= Given exercise =
Please transcribe the listing below in full and word for word, without its pictures.

**** Supplied information

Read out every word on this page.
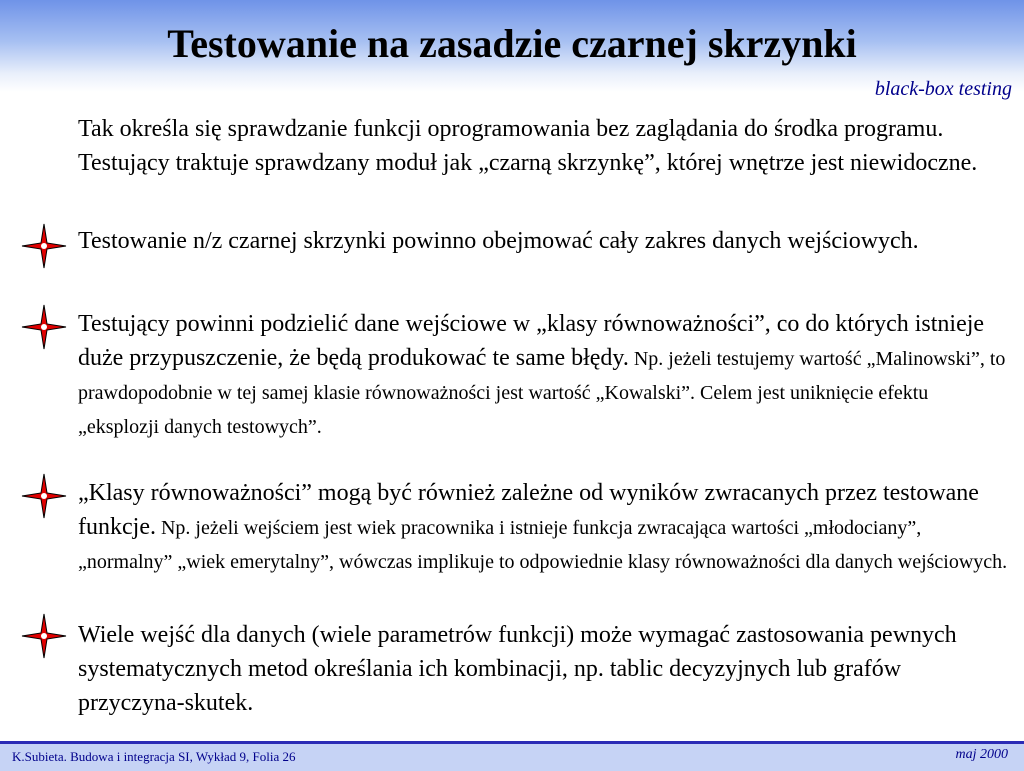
Testowanie na zasadzie czarnej skrzynki
black-box testing
Tak określa się sprawdzanie funkcji oprogramowania bez zaglądania do środka programu. Testujący traktuje sprawdzany moduł jak „czarną skrzynkę”, której wnętrze jest niewidoczne.
Testowanie n/z czarnej skrzynki powinno obejmować cały zakres danych wejściowych.
Testujący powinni podzielić dane wejściowe w „klasy równoważności”, co do których istnieje duże przypuszczenie, że będą produkować te same błędy. Np. jeżeli testujemy wartość „Malinowski”, to prawdopodobnie w tej samej klasie równoważności jest wartość „Kowalski”. Celem jest uniknięcie efektu „eksplozji danych testowych”.
„Klasy równoważności” mogą być również zależne od wyników zwracanych przez testowane funkcje. Np. jeżeli wejściem jest wiek pracownika i istnieje funkcja zwracająca wartości „młodociany”, „normalny” „wiek emerytalny”, wówczas implikuje to odpowiednie klasy równoważności dla danych wejściowych.
Wiele wejść dla danych (wiele parametrów funkcji) może wymagać zastosowania pewnych systematycznych metod określania ich kombinacji, np. tablic decyzyjnych lub grafów przyczyna-skutek.
K.Subieta. Budowa i integracja SI, Wykład 9, Folia 26	maj 2000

********

= Complete answer =
Read out every word on this page.
Testowanie na zasadzie czarnej skrzynki
black-box testing
Tak określa się sprawdzanie funkcji oprogramowania bez zaglądania do środka programu. Testujący traktuje sprawdzany moduł jak „czarną skrzynkę”, której wnętrze jest niewidoczne.
Testowanie n/z czarnej skrzynki powinno obejmować cały zakres danych wejściowych.
Testujący powinni podzielić dane wejściowe w „klasy równoważności”, co do których istnieje duże przypuszczenie, że będą produkować te same błędy. Np. jeżeli testujemy wartość „Malinowski”, to prawdopodobnie w tej samej klasie równoważności jest wartość „Kowalski”. Celem jest uniknięcie efektu „eksplozji danych testowych”.
„Klasy równoważności” mogą być również zależne od wyników zwracanych przez testowane funkcje. Np. jeżeli wejściem jest wiek pracownika i istnieje funkcja zwracająca wartości „młodociany”, „normalny” „wiek emerytalny”, wówczas implikuje to odpowiednie klasy równoważności dla danych wejściowych.
Wiele wejść dla danych (wiele parametrów funkcji) może wymagać zastosowania pewnych systematycznych metod określania ich kombinacji, np. tablic decyzyjnych lub grafów przyczyna-skutek.
K.Subieta. Budowa i integracja SI, Wykład 9, Folia 26	maj 2000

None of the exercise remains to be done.